-- start of SUPPLIED RECORDS --

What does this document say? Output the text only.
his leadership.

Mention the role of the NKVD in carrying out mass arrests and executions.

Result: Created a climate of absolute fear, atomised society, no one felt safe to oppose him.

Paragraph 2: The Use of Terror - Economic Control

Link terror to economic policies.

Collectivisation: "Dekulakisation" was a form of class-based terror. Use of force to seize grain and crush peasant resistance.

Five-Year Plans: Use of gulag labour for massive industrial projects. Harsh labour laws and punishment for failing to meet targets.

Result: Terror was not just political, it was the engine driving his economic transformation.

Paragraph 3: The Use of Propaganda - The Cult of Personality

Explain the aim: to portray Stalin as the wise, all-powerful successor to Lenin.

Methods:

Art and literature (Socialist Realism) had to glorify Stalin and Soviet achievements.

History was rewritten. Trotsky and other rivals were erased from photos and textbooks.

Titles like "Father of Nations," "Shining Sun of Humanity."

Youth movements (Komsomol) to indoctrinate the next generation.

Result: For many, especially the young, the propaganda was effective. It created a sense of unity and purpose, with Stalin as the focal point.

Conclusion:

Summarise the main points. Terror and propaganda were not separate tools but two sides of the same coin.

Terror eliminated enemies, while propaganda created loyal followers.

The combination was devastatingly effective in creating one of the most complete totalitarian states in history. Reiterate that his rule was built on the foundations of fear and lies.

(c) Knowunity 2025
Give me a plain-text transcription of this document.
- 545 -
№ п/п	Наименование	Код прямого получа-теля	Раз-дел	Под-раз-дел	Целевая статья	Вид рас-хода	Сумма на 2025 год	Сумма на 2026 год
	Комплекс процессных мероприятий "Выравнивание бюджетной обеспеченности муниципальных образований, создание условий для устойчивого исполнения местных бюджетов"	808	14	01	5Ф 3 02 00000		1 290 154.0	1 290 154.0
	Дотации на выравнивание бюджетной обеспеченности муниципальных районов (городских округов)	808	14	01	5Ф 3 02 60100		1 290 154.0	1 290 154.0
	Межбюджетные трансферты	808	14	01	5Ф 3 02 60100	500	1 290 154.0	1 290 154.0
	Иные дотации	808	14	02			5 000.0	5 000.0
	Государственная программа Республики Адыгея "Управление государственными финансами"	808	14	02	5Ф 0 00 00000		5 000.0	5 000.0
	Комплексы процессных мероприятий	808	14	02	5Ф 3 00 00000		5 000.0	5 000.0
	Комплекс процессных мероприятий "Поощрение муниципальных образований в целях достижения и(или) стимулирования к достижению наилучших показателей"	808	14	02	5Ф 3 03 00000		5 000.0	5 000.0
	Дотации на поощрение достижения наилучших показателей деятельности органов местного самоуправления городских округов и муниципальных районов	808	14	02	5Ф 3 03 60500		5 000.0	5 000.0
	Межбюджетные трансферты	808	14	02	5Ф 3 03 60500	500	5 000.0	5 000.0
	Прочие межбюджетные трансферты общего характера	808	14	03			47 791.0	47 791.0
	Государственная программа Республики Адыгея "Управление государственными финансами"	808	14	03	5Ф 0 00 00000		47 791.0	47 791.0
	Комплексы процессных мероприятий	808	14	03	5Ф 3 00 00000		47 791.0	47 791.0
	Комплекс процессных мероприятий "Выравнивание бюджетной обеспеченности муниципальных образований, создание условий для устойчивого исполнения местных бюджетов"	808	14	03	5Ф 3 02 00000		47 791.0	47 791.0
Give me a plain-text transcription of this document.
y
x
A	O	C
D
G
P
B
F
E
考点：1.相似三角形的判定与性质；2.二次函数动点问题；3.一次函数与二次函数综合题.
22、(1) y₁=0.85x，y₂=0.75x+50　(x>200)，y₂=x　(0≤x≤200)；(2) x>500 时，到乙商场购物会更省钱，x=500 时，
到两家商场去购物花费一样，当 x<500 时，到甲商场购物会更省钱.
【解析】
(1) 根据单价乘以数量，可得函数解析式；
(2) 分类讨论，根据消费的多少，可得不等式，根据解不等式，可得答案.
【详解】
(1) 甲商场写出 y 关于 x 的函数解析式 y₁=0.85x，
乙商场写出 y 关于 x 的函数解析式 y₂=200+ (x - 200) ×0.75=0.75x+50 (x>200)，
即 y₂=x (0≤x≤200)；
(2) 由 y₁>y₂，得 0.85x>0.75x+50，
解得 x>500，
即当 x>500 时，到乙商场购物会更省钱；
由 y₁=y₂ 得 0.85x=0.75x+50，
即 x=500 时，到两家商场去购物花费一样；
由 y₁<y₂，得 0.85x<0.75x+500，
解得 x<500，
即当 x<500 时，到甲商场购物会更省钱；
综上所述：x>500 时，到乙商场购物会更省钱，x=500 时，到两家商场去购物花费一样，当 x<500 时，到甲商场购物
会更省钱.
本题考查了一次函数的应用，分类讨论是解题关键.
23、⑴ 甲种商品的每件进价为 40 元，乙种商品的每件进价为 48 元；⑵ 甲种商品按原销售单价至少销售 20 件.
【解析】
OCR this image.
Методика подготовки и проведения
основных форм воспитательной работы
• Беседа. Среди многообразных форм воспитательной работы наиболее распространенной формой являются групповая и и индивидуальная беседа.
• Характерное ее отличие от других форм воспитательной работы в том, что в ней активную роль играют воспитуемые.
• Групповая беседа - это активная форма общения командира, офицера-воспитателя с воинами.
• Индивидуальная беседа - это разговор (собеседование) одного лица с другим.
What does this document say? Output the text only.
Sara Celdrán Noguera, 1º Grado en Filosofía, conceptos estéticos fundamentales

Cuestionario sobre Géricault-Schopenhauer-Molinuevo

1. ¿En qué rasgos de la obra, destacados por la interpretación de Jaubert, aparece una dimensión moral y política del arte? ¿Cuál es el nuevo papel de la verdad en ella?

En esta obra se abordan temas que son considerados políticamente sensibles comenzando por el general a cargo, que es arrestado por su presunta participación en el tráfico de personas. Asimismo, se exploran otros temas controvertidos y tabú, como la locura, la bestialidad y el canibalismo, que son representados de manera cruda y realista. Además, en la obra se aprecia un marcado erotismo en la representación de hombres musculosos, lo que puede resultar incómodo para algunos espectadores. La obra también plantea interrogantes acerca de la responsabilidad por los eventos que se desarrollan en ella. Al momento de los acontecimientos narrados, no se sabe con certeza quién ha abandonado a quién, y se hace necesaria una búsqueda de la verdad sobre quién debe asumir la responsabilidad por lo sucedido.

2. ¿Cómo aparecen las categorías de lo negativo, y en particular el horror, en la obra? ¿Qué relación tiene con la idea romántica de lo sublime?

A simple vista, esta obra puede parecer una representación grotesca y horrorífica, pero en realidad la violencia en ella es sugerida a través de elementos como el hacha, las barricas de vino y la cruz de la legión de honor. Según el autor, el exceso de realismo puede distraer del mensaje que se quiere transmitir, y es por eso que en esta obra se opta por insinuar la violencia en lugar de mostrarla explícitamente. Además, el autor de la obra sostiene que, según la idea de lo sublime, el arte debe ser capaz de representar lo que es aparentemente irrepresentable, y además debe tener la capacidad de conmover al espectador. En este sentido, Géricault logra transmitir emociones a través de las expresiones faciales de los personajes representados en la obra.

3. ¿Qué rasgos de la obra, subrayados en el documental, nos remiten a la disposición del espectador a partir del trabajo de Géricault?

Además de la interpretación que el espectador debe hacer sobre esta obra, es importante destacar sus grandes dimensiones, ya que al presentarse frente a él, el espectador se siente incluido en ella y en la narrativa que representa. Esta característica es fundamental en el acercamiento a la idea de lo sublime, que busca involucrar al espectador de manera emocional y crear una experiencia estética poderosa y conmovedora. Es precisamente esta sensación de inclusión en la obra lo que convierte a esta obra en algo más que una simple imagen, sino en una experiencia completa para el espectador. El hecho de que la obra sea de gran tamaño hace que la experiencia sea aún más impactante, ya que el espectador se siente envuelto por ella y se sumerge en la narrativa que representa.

-- end of SUPPLIED RECORDS --

PROBLEM DESCRIPTION:
For the records above, state how many lines include the string "rasgos", giving the number and nothing else.

RESPONSE TO THIS TASK:
2